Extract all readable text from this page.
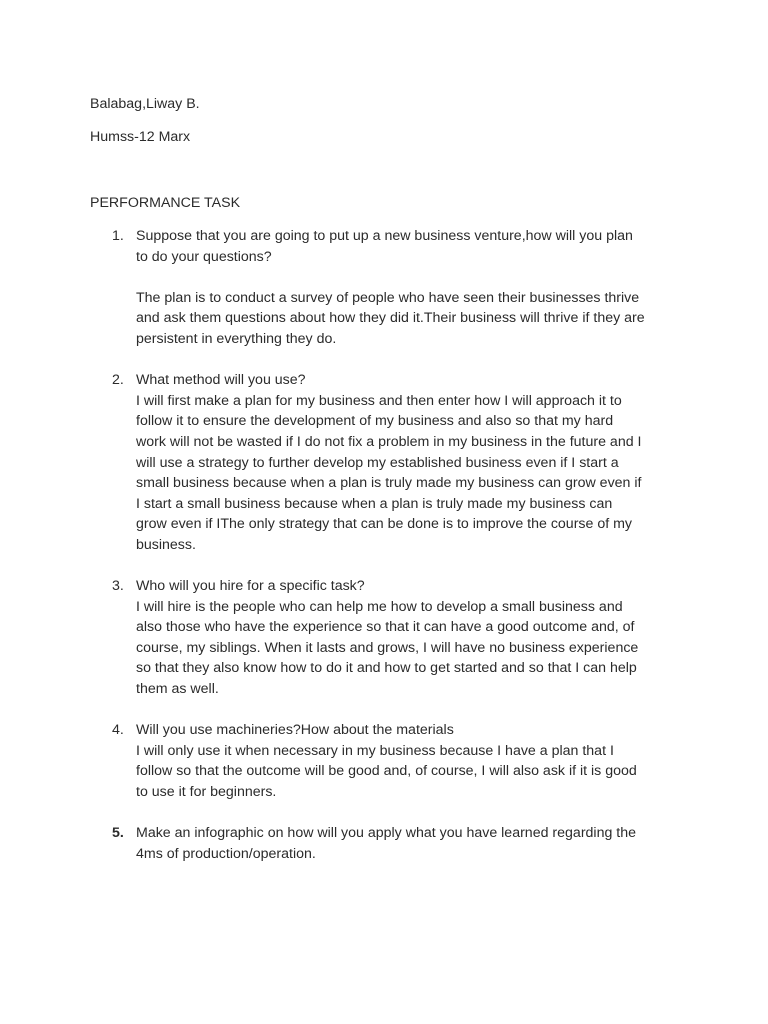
Balabag,Liway B.
Humss-12 Marx
PERFORMANCE TASK
1. Suppose that you are going to put up a new business venture,how will you plan
to do your questions?
The plan is to conduct a survey of people who have seen their businesses thrive
and ask them questions about how they did it.Their business will thrive if they are
persistent in everything they do.
2. What method will you use?
I will first make a plan for my business and then enter how I will approach it to
follow it to ensure the development of my business and also so that my hard
work will not be wasted if I do not fix a problem in my business in the future and I
will use a strategy to further develop my established business even if I start a
small business because when a plan is truly made my business can grow even if
I start a small business because when a plan is truly made my business can
grow even if IThe only strategy that can be done is to improve the course of my
business.
3. Who will you hire for a specific task?
I will hire is the people who can help me how to develop a small business and
also those who have the experience so that it can have a good outcome and, of
course, my siblings. When it lasts and grows, I will have no business experience
so that they also know how to do it and how to get started and so that I can help
them as well.
4. Will you use machineries?How about the materials
I will only use it when necessary in my business because I have a plan that I
follow so that the outcome will be good and, of course, I will also ask if it is good
to use it for beginners.
5. Make an infographic on how will you apply what you have learned regarding the
4ms of production/operation.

———

Gather each line that holds "even".

▶ _Response to this exercise_
will use a strategy to further develop my established business even if I start a
small business because when a plan is truly made my business can grow even if
grow even if IThe only strategy that can be done is to improve the course of my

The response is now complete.